[Work instructions]: Set down each record exactly as written.

Start of Records to use

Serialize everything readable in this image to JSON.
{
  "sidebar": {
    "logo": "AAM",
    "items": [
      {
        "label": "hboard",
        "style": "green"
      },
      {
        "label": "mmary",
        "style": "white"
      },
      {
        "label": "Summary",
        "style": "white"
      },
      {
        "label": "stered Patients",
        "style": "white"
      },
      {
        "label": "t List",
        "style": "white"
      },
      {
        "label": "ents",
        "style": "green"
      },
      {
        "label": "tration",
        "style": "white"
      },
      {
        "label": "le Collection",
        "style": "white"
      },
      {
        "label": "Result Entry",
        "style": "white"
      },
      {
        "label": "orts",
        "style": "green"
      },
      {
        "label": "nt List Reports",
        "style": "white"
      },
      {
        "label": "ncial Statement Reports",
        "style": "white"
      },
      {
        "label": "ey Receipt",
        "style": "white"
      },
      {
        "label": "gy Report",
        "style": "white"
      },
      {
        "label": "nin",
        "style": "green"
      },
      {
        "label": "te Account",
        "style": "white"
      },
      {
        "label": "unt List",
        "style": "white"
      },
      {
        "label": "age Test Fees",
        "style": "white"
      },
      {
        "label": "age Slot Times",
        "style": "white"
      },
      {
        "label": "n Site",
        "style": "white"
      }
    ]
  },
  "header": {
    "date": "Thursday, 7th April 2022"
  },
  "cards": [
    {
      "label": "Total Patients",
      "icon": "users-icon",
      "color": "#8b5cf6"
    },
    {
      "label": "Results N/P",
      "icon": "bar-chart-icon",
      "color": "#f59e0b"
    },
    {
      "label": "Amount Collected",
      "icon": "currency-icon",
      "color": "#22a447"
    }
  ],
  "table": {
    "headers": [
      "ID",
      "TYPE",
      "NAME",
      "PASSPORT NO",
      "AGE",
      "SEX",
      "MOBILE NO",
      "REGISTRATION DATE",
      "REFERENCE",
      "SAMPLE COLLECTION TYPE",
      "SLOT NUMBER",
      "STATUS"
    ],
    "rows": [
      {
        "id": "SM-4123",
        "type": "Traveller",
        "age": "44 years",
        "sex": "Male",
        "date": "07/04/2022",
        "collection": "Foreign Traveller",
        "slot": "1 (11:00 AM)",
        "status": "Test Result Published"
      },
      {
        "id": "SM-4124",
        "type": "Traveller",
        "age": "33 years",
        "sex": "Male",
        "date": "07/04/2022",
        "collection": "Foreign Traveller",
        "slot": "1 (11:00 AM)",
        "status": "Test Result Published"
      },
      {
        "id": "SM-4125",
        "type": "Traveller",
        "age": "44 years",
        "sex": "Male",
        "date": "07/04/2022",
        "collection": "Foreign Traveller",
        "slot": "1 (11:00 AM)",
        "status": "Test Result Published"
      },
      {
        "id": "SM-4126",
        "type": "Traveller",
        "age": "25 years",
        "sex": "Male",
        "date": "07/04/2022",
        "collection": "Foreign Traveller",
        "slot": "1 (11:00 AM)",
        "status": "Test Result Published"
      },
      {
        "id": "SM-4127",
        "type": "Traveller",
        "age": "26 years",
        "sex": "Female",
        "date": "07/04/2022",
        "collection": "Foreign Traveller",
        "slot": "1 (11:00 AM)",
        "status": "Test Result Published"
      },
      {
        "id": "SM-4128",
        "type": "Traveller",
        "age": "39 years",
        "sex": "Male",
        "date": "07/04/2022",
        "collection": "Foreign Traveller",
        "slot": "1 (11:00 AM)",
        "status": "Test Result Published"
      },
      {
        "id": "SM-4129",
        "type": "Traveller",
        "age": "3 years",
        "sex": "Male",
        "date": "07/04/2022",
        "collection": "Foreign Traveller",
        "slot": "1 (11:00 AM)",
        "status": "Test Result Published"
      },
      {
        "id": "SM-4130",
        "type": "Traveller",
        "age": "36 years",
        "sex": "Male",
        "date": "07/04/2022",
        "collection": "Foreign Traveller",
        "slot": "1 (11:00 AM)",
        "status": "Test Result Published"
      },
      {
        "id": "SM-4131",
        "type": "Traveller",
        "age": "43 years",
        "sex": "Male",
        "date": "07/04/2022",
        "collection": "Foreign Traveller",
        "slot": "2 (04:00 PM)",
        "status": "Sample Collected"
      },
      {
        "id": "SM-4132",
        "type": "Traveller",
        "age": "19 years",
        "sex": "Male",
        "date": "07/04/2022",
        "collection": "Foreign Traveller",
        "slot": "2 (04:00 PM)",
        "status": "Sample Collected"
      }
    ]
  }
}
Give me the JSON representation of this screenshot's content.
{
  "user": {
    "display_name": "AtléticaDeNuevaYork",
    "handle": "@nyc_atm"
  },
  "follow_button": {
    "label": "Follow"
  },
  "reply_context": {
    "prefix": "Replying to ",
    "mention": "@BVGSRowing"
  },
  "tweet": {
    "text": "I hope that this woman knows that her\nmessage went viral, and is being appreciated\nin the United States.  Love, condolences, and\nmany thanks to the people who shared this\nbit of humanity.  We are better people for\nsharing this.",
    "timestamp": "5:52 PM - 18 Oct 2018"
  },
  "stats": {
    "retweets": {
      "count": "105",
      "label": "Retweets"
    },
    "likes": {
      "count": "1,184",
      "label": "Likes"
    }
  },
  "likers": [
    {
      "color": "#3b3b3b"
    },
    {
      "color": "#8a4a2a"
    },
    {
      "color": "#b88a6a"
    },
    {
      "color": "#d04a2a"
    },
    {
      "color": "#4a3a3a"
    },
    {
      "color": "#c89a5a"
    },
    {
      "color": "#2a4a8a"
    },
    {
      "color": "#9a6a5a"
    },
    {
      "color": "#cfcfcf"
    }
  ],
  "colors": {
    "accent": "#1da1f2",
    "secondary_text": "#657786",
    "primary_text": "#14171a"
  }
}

End of Records to use

[Solution to the problem]:
Serialize everything readable in this image to JSON.
{
  "sidebar": {
    "logo": "AAM",
    "items": [
      {
        "label": "hboard",
        "style": "green"
      },
      {
        "label": "mmary",
        "style": "white"
      },
      {
        "label": "Summary",
        "style": "white"
      },
      {
        "label": "stered Patients",
        "style": "white"
      },
      {
        "label": "t List",
        "style": "white"
      },
      {
        "label": "ents",
        "style": "green"
      },
      {
        "label": "tration",
        "style": "white"
      },
      {
        "label": "le Collection",
        "style": "white"
      },
      {
        "label": "Result Entry",
        "style": "white"
      },
      {
        "label": "orts",
        "style": "green"
      },
      {
        "label": "nt List Reports",
        "style": "white"
      },
      {
        "label": "ncial Statement Reports",
        "style": "white"
      },
      {
        "label": "ey Receipt",
        "style": "white"
      },
      {
        "label": "gy Report",
        "style": "white"
      },
      {
        "label": "nin",
        "style": "green"
      },
      {
        "label": "te Account",
        "style": "white"
      },
      {
        "label": "unt List",
        "style": "white"
      },
      {
        "label": "age Test Fees",
        "style": "white"
      },
      {
        "label": "age Slot Times",
        "style": "white"
      },
      {
        "label": "n Site",
        "style": "white"
      }
    ]
  },
  "header": {
    "date": "Thursday, 7th April 2022"
  },
  "cards": [
    {
      "label": "Total Patients",
      "icon": "users-icon",
      "color": "#8b5cf6"
    },
    {
      "label": "Results N/P",
      "icon": "bar-chart-icon",
      "color": "#f59e0b"
    },
    {
      "label": "Amount Collected",
      "icon": "currency-icon",
      "color": "#22a447"
    }
  ],
  "table": {
    "headers": [
      "ID",
      "TYPE",
      "NAME",
      "PASSPORT NO",
      "AGE",
      "SEX",
      "MOBILE NO",
      "REGISTRATION DATE",
      "REFERENCE",
      "SAMPLE COLLECTION TYPE",
      "SLOT NUMBER",
      "STATUS"
    ],
    "rows": [
      {
        "id": "SM-4123",
        "type": "Traveller",
        "age": "44 years",
        "sex": "Male",
        "date": "07/04/2022",
        "collection": "Foreign Traveller",
        "slot": "1 (11:00 AM)",
        "status": "Test Result Published"
      },
      {
        "id": "SM-4124",
        "type": "Traveller",
        "age": "33 years",
        "sex": "Male",
        "date": "07/04/2022",
        "collection": "Foreign Traveller",
        "slot": "1 (11:00 AM)",
        "status": "Test Result Published"
      },
      {
        "id": "SM-4125",
        "type": "Traveller",
        "age": "44 years",
        "sex": "Male",
        "date": "07/04/2022",
        "collection": "Foreign Traveller",
        "slot": "1 (11:00 AM)",
        "status": "Test Result Published"
      },
      {
        "id": "SM-4126",
        "type": "Traveller",
        "age": "25 years",
        "sex": "Male",
        "date": "07/04/2022",
        "collection": "Foreign Traveller",
        "slot": "1 (11:00 AM)",
        "status": "Test Result Published"
      },
      {
        "id": "SM-4127",
        "type": "Traveller",
        "age": "26 years",
        "sex": "Female",
        "date": "07/04/2022",
        "collection": "Foreign Traveller",
        "slot": "1 (11:00 AM)",
        "status": "Test Result Published"
      },
      {
        "id": "SM-4128",
        "type": "Traveller",
        "age": "39 years",
        "sex": "Male",
        "date": "07/04/2022",
        "collection": "Foreign Traveller",
        "slot": "1 (11:00 AM)",
        "status": "Test Result Published"
      },
      {
        "id": "SM-4129",
        "type": "Traveller",
        "age": "3 years",
        "sex": "Male",
        "date": "07/04/2022",
        "collection": "Foreign Traveller",
        "slot": "1 (11:00 AM)",
        "status": "Test Result Published"
      },
      {
        "id": "SM-4130",
        "type": "Traveller",
        "age": "36 years",
        "sex": "Male",
        "date": "07/04/2022",
        "collection": "Foreign Traveller",
        "slot": "1 (11:00 AM)",
        "status": "Test Result Published"
      },
      {
        "id": "SM-4131",
        "type": "Traveller",
        "age": "43 years",
        "sex": "Male",
        "date": "07/04/2022",
        "collection": "Foreign Traveller",
        "slot": "2 (04:00 PM)",
        "status": "Sample Collected"
      },
      {
        "id": "SM-4132",
        "type": "Traveller",
        "age": "19 years",
        "sex": "Male",
        "date": "07/04/2022",
        "collection": "Foreign Traveller",
        "slot": "2 (04:00 PM)",
        "status": "Sample Collected"
      }
    ]
  }
}
Give me the JSON representation of this screenshot's content.
{
  "user": {
    "display_name": "AtléticaDeNuevaYork",
    "handle": "@nyc_atm"
  },
  "follow_button": {
    "label": "Follow"
  },
  "reply_context": {
    "prefix": "Replying to ",
    "mention": "@BVGSRowing"
  },
  "tweet": {
    "text": "I hope that this woman knows that her\nmessage went viral, and is being appreciated\nin the United States.  Love, condolences, and\nmany thanks to the people who shared this\nbit of humanity.  We are better people for\nsharing this.",
    "timestamp": "5:52 PM - 18 Oct 2018"
  },
  "stats": {
    "retweets": {
      "count": "105",
      "label": "Retweets"
    },
    "likes": {
      "count": "1,184",
      "label": "Likes"
    }
  },
  "likers": [
    {
      "color": "#3b3b3b"
    },
    {
      "color": "#8a4a2a"
    },
    {
      "color": "#b88a6a"
    },
    {
      "color": "#d04a2a"
    },
    {
      "color": "#4a3a3a"
    },
    {
      "color": "#c89a5a"
    },
    {
      "color": "#2a4a8a"
    },
    {
      "color": "#9a6a5a"
    },
    {
      "color": "#cfcfcf"
    }
  ],
  "colors": {
    "accent": "#1da1f2",
    "secondary_text": "#657786",
    "primary_text": "#14171a"
  }
}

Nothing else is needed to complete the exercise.